▶ [Requirement]:
Leave out every picture, then transcribe the rest of the listing exactly.

▶ [Provided entries]:
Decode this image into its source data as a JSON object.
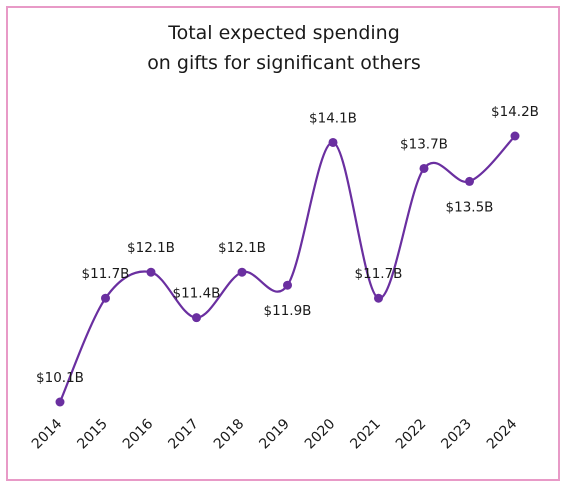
{
  "chart_data": {
    "type": "line",
    "title_lines": [
      "Total expected spending",
      "on gifts for significant others"
    ],
    "categories": [
      "2014",
      "2015",
      "2016",
      "2017",
      "2018",
      "2019",
      "2020",
      "2021",
      "2022",
      "2023",
      "2024"
    ],
    "values": [
      10.1,
      11.7,
      12.1,
      11.4,
      12.1,
      11.9,
      14.1,
      11.7,
      13.7,
      13.5,
      14.2
    ],
    "data_labels": [
      "$10.1B",
      "$11.7B",
      "$12.1B",
      "$11.4B",
      "$12.1B",
      "$11.9B",
      "$14.1B",
      "$11.7B",
      "$13.7B",
      "$13.5B",
      "$14.2B"
    ],
    "label_side": [
      "top",
      "top",
      "top",
      "top",
      "top",
      "bottom",
      "top",
      "top",
      "top",
      "bottom",
      "top"
    ],
    "ylim": [
      10.1,
      14.2
    ],
    "grid": false,
    "legend": "none",
    "line_color": "#6a2fa0",
    "point_color": "#6a2fa0"
  }
}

▶ [Answer to this exercise]:
Decode this image into its source data as a JSON object.
{
  "chart_data": {
    "type": "line",
    "title_lines": [
      "Total expected spending",
      "on gifts for significant others"
    ],
    "categories": [
      "2014",
      "2015",
      "2016",
      "2017",
      "2018",
      "2019",
      "2020",
      "2021",
      "2022",
      "2023",
      "2024"
    ],
    "values": [
      10.1,
      11.7,
      12.1,
      11.4,
      12.1,
      11.9,
      14.1,
      11.7,
      13.7,
      13.5,
      14.2
    ],
    "data_labels": [
      "$10.1B",
      "$11.7B",
      "$12.1B",
      "$11.4B",
      "$12.1B",
      "$11.9B",
      "$14.1B",
      "$11.7B",
      "$13.7B",
      "$13.5B",
      "$14.2B"
    ],
    "label_side": [
      "top",
      "top",
      "top",
      "top",
      "top",
      "bottom",
      "top",
      "top",
      "top",
      "bottom",
      "top"
    ],
    "ylim": [
      10.1,
      14.2
    ],
    "grid": false,
    "legend": "none",
    "line_color": "#6a2fa0",
    "point_color": "#6a2fa0"
  }
}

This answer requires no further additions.